What you are asked to do –
Every line in the entries that holds "from" should be identified and copied.

Records for this exercise –
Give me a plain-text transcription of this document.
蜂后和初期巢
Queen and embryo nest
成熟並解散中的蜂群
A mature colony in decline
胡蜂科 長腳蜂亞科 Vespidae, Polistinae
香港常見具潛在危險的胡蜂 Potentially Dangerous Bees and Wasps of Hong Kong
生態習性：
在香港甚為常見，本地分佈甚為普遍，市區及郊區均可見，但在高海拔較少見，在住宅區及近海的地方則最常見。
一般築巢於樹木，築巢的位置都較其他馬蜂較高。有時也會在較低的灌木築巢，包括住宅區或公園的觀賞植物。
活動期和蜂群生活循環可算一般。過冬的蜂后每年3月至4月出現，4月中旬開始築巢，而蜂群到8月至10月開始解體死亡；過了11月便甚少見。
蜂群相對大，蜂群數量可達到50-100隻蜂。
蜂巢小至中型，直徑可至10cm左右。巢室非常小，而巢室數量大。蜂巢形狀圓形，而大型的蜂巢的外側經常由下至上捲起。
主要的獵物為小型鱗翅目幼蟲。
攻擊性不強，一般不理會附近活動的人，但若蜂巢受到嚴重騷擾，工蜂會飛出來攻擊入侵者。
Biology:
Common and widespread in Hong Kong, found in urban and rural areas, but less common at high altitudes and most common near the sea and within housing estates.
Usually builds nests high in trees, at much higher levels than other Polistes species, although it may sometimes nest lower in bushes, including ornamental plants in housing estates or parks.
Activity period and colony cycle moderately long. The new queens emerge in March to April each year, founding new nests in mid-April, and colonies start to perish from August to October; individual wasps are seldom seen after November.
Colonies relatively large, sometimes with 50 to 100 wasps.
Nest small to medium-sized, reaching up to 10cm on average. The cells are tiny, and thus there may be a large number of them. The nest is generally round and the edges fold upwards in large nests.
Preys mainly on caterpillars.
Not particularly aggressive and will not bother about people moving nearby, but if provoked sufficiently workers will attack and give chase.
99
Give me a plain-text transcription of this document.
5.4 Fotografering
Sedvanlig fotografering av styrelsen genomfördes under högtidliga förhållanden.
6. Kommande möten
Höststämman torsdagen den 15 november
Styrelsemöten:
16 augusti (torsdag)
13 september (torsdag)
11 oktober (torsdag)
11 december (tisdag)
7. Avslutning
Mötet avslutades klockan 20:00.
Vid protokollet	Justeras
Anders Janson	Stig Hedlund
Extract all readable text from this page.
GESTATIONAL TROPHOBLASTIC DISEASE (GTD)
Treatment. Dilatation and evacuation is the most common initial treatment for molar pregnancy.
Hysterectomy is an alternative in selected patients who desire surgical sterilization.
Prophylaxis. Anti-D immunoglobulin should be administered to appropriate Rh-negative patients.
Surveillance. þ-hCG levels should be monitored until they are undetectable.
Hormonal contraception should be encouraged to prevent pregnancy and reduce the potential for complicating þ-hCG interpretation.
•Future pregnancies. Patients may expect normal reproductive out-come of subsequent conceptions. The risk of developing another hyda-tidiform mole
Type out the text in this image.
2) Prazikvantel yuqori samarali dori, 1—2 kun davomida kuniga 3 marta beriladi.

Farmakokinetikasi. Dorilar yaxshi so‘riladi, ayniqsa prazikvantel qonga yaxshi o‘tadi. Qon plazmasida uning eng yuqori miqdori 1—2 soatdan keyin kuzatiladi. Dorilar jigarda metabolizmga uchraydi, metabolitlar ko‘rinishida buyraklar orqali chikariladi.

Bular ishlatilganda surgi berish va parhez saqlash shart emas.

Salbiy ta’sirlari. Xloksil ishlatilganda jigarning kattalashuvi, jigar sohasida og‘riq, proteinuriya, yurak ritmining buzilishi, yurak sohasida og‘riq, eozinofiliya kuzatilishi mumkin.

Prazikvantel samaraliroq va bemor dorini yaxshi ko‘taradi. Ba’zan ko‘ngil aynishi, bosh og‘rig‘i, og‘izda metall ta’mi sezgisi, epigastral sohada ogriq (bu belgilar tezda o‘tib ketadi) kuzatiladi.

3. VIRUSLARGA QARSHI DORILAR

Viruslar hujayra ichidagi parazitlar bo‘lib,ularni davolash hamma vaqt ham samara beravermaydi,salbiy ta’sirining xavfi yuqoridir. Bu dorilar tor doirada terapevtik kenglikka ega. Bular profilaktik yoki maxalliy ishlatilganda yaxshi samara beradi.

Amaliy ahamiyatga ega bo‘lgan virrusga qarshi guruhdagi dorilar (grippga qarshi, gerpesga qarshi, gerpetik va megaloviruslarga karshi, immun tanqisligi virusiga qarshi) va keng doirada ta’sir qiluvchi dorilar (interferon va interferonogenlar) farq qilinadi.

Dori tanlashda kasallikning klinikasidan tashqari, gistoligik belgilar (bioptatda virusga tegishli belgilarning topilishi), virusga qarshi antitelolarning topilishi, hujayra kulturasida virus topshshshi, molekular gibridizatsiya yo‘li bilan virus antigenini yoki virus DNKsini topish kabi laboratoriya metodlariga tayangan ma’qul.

Exercise response –
Activity period and colony cycle moderately long. The new queens emerge in March to April each year, founding new nests in mid-April, and colonies start to perish from August to October; individual wasps are seldom seen after November.
Extract all readable text from this page.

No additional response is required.